Stated exercise: Repeat every entry word for word, skipping the pictures.

☆ ☆ ☆ ☆ ☆ ☆ ☆

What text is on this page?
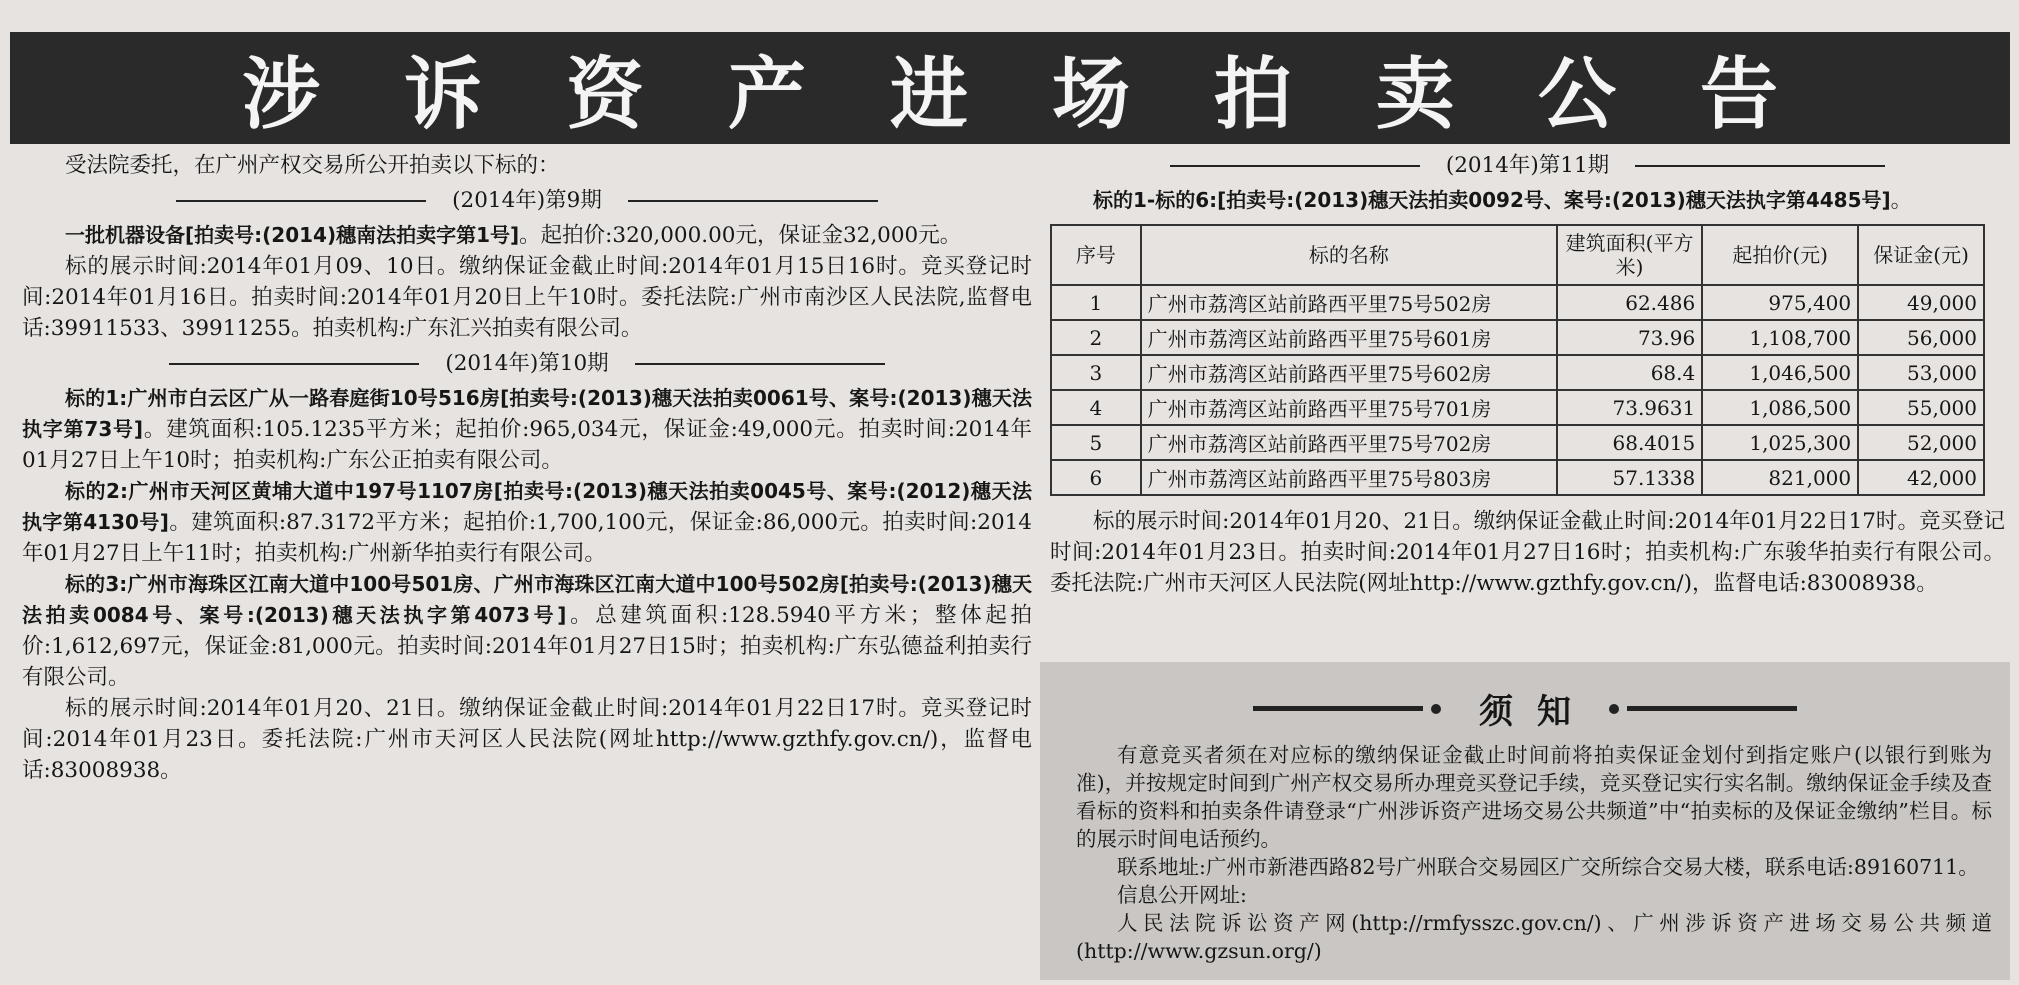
涉诉资产进场拍卖公告

受法院委托，在广州产权交易所公开拍卖以下标的：

(2014年)第9期

一批机器设备[拍卖号:(2014)穗南法拍卖字第1号]。起拍价:320,000.00元，保证金32,000元。

标的展示时间:2014年01月09、10日。缴纳保证金截止时间:2014年01月15日16时。竞买登记时间:2014年01月16日。拍卖时间:2014年01月20日上午10时。委托法院:广州市南沙区人民法院,监督电话:39911533、39911255。拍卖机构:广东汇兴拍卖有限公司。

(2014年)第10期

标的1:广州市白云区广从一路春庭街10号516房[拍卖号:(2013)穗天法拍卖0061号、案号:(2013)穗天法执字第73号]。建筑面积:105.1235平方米；起拍价:965,034元，保证金:49,000元。拍卖时间:2014年01月27日上午10时；拍卖机构:广东公正拍卖有限公司。

标的2:广州市天河区黄埔大道中197号1107房[拍卖号:(2013)穗天法拍卖0045号、案号:(2012)穗天法执字第4130号]。建筑面积:87.3172平方米；起拍价:1,700,100元，保证金:86,000元。拍卖时间:2014年01月27日上午11时；拍卖机构:广州新华拍卖行有限公司。

标的3:广州市海珠区江南大道中100号501房、广州市海珠区江南大道中100号502房[拍卖号:(2013)穗天法拍卖0084号、案号:(2013)穗天法执字第4073号]。总建筑面积:128.5940平方米；整体起拍价:1,612,697元，保证金:81,000元。拍卖时间:2014年01月27日15时；拍卖机构:广东弘德益利拍卖行有限公司。

标的展示时间:2014年01月20、21日。缴纳保证金截止时间:2014年01月22日17时。竞买登记时间:2014年01月23日。委托法院:广州市天河区人民法院(网址http://www.gzthfy.gov.cn/)，监督电话:83008938。

(2014年)第11期

标的1-标的6:[拍卖号:(2013)穗天法拍卖0092号、案号:(2013)穗天法执字第4485号]。

序号	标的名称	建筑面积(平方米)	起拍价(元)	保证金(元)
1	广州市荔湾区站前路西平里75号502房	62.486	975,400	49,000
2	广州市荔湾区站前路西平里75号601房	73.96	1,108,700	56,000
3	广州市荔湾区站前路西平里75号602房	68.4	1,046,500	53,000
4	广州市荔湾区站前路西平里75号701房	73.9631	1,086,500	55,000
5	广州市荔湾区站前路西平里75号702房	68.4015	1,025,300	52,000
6	广州市荔湾区站前路西平里75号803房	57.1338	821,000	42,000

标的展示时间:2014年01月20、21日。缴纳保证金截止时间:2014年01月22日17时。竞买登记时间:2014年01月23日。拍卖时间:2014年01月27日16时；拍卖机构:广东骏华拍卖行有限公司。委托法院:广州市天河区人民法院(网址http://www.gzthfy.gov.cn/)，监督电话:83008938。

须知

有意竞买者须在对应标的缴纳保证金截止时间前将拍卖保证金划付到指定账户(以银行到账为准)，并按规定时间到广州产权交易所办理竞买登记手续，竞买登记实行实名制。缴纳保证金手续及查看标的资料和拍卖条件请登录“广州涉诉资产进场交易公共频道”中“拍卖标的及保证金缴纳”栏目。标的展示时间电话预约。

联系地址:广州市新港西路82号广州联合交易园区广交所综合交易大楼，联系电话:89160711。

信息公开网址:

人民法院诉讼资产网(http://rmfysszc.gov.cn/)、广州涉诉资产进场交易公共频道(http://www.gzsun.org/)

☆ ☆ ☆ ☆ ☆ ☆ ☆

Exercise solution:
What text is on this page?
涉诉资产进场拍卖公告

受法院委托，在广州产权交易所公开拍卖以下标的：

(2014年)第9期

一批机器设备[拍卖号:(2014)穗南法拍卖字第1号]。起拍价:320,000.00元，保证金32,000元。

标的展示时间:2014年01月09、10日。缴纳保证金截止时间:2014年01月15日16时。竞买登记时间:2014年01月16日。拍卖时间:2014年01月20日上午10时。委托法院:广州市南沙区人民法院,监督电话:39911533、39911255。拍卖机构:广东汇兴拍卖有限公司。

(2014年)第10期

标的1:广州市白云区广从一路春庭街10号516房[拍卖号:(2013)穗天法拍卖0061号、案号:(2013)穗天法执字第73号]。建筑面积:105.1235平方米；起拍价:965,034元，保证金:49,000元。拍卖时间:2014年01月27日上午10时；拍卖机构:广东公正拍卖有限公司。

标的2:广州市天河区黄埔大道中197号1107房[拍卖号:(2013)穗天法拍卖0045号、案号:(2012)穗天法执字第4130号]。建筑面积:87.3172平方米；起拍价:1,700,100元，保证金:86,000元。拍卖时间:2014年01月27日上午11时；拍卖机构:广州新华拍卖行有限公司。

标的3:广州市海珠区江南大道中100号501房、广州市海珠区江南大道中100号502房[拍卖号:(2013)穗天法拍卖0084号、案号:(2013)穗天法执字第4073号]。总建筑面积:128.5940平方米；整体起拍价:1,612,697元，保证金:81,000元。拍卖时间:2014年01月27日15时；拍卖机构:广东弘德益利拍卖行有限公司。

标的展示时间:2014年01月20、21日。缴纳保证金截止时间:2014年01月22日17时。竞买登记时间:2014年01月23日。委托法院:广州市天河区人民法院(网址http://www.gzthfy.gov.cn/)，监督电话:83008938。

(2014年)第11期

标的1-标的6:[拍卖号:(2013)穗天法拍卖0092号、案号:(2013)穗天法执字第4485号]。

序号	标的名称	建筑面积(平方米)	起拍价(元)	保证金(元)
1	广州市荔湾区站前路西平里75号502房	62.486	975,400	49,000
2	广州市荔湾区站前路西平里75号601房	73.96	1,108,700	56,000
3	广州市荔湾区站前路西平里75号602房	68.4	1,046,500	53,000
4	广州市荔湾区站前路西平里75号701房	73.9631	1,086,500	55,000
5	广州市荔湾区站前路西平里75号702房	68.4015	1,025,300	52,000
6	广州市荔湾区站前路西平里75号803房	57.1338	821,000	42,000

标的展示时间:2014年01月20、21日。缴纳保证金截止时间:2014年01月22日17时。竞买登记时间:2014年01月23日。拍卖时间:2014年01月27日16时；拍卖机构:广东骏华拍卖行有限公司。委托法院:广州市天河区人民法院(网址http://www.gzthfy.gov.cn/)，监督电话:83008938。

须知

有意竞买者须在对应标的缴纳保证金截止时间前将拍卖保证金划付到指定账户(以银行到账为准)，并按规定时间到广州产权交易所办理竞买登记手续，竞买登记实行实名制。缴纳保证金手续及查看标的资料和拍卖条件请登录“广州涉诉资产进场交易公共频道”中“拍卖标的及保证金缴纳”栏目。标的展示时间电话预约。

联系地址:广州市新港西路82号广州联合交易园区广交所综合交易大楼，联系电话:89160711。

信息公开网址:

人民法院诉讼资产网(http://rmfysszc.gov.cn/)、广州涉诉资产进场交易公共频道(http://www.gzsun.org/)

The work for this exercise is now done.